:: DIRECTION ::
Each record below is to be copied word for word, with pictures removed.

[Records excerpted from a collection]

* * *

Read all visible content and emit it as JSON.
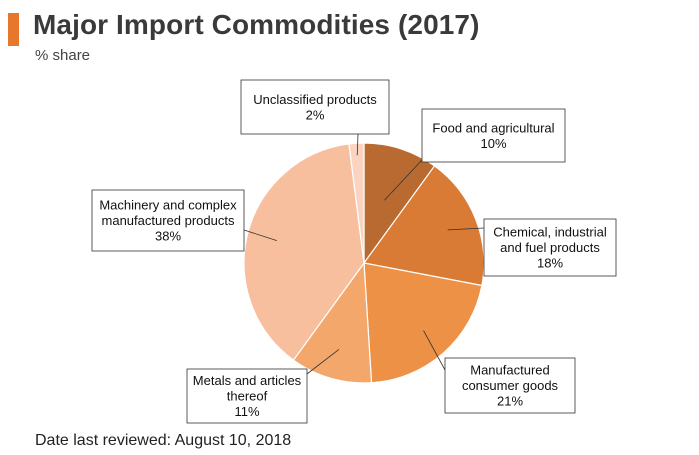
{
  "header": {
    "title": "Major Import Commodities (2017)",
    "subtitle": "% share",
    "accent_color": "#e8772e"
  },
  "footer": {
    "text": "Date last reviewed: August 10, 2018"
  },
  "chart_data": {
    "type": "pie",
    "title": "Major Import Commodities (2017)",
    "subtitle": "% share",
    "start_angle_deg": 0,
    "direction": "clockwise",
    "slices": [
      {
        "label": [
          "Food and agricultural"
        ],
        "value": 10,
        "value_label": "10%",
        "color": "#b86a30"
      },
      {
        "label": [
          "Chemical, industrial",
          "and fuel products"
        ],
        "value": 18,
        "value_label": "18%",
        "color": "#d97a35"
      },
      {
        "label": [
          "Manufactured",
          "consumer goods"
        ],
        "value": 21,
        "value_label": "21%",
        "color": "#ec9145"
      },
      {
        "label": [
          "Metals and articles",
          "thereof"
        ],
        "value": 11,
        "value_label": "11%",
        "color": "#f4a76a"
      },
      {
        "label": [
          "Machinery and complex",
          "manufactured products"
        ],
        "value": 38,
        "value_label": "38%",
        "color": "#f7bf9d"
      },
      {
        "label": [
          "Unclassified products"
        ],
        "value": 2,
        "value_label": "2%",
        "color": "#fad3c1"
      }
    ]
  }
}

* * *

:: FINAL RESULT ::
Read all visible content and emit it as JSON.
{
  "header": {
    "title": "Major Import Commodities (2017)",
    "subtitle": "% share",
    "accent_color": "#e8772e"
  },
  "footer": {
    "text": "Date last reviewed: August 10, 2018"
  },
  "chart_data": {
    "type": "pie",
    "title": "Major Import Commodities (2017)",
    "subtitle": "% share",
    "start_angle_deg": 0,
    "direction": "clockwise",
    "slices": [
      {
        "label": [
          "Food and agricultural"
        ],
        "value": 10,
        "value_label": "10%",
        "color": "#b86a30"
      },
      {
        "label": [
          "Chemical, industrial",
          "and fuel products"
        ],
        "value": 18,
        "value_label": "18%",
        "color": "#d97a35"
      },
      {
        "label": [
          "Manufactured",
          "consumer goods"
        ],
        "value": 21,
        "value_label": "21%",
        "color": "#ec9145"
      },
      {
        "label": [
          "Metals and articles",
          "thereof"
        ],
        "value": 11,
        "value_label": "11%",
        "color": "#f4a76a"
      },
      {
        "label": [
          "Machinery and complex",
          "manufactured products"
        ],
        "value": 38,
        "value_label": "38%",
        "color": "#f7bf9d"
      },
      {
        "label": [
          "Unclassified products"
        ],
        "value": 2,
        "value_label": "2%",
        "color": "#fad3c1"
      }
    ]
  }
}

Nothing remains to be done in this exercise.